**Exercise directions**
Copy out all of the material exactly as presented.

(Dataset excerpt)

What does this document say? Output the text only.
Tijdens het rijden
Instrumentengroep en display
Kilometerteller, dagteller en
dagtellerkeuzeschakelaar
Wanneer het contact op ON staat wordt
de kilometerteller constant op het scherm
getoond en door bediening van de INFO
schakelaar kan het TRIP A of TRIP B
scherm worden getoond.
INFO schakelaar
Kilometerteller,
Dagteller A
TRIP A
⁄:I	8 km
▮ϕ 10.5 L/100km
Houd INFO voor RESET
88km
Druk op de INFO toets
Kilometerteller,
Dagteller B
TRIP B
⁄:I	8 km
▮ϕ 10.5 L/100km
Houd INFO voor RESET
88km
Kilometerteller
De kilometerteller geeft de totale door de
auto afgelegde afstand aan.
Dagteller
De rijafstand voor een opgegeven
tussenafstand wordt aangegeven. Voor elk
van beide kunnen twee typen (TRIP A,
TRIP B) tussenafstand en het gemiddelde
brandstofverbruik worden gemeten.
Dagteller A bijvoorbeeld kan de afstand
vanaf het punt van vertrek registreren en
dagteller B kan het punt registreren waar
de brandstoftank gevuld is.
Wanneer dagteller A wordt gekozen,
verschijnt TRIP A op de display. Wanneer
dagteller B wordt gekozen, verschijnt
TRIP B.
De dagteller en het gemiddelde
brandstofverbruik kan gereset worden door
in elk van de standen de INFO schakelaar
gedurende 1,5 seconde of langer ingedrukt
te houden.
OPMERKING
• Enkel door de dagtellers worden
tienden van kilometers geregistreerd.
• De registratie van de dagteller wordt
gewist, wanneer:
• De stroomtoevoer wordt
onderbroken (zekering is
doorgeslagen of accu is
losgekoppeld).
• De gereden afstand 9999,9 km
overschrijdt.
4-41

**Answer to this task**
What does this document say? Output the text only.
Tijdens het rijden
Instrumentengroep en display
Kilometerteller, dagteller en
dagtellerkeuzeschakelaar
Wanneer het contact op ON staat wordt
de kilometerteller constant op het scherm
getoond en door bediening van de INFO
schakelaar kan het TRIP A of TRIP B
scherm worden getoond.
INFO schakelaar
Kilometerteller,
Dagteller A
TRIP A
⁄:I	8 km
▮ϕ 10.5 L/100km
Houd INFO voor RESET
88km
Druk op de INFO toets
Kilometerteller,
Dagteller B
TRIP B
⁄:I	8 km
▮ϕ 10.5 L/100km
Houd INFO voor RESET
88km
Kilometerteller
De kilometerteller geeft de totale door de
auto afgelegde afstand aan.
Dagteller
De rijafstand voor een opgegeven
tussenafstand wordt aangegeven. Voor elk
van beide kunnen twee typen (TRIP A,
TRIP B) tussenafstand en het gemiddelde
brandstofverbruik worden gemeten.
Dagteller A bijvoorbeeld kan de afstand
vanaf het punt van vertrek registreren en
dagteller B kan het punt registreren waar
de brandstoftank gevuld is.
Wanneer dagteller A wordt gekozen,
verschijnt TRIP A op de display. Wanneer
dagteller B wordt gekozen, verschijnt
TRIP B.
De dagteller en het gemiddelde
brandstofverbruik kan gereset worden door
in elk van de standen de INFO schakelaar
gedurende 1,5 seconde of langer ingedrukt
te houden.
OPMERKING
• Enkel door de dagtellers worden
tienden van kilometers geregistreerd.
• De registratie van de dagteller wordt
gewist, wanneer:
• De stroomtoevoer wordt
onderbroken (zekering is
doorgeslagen of accu is
losgekoppeld).
• De gereden afstand 9999,9 km
overschrijdt.
4-41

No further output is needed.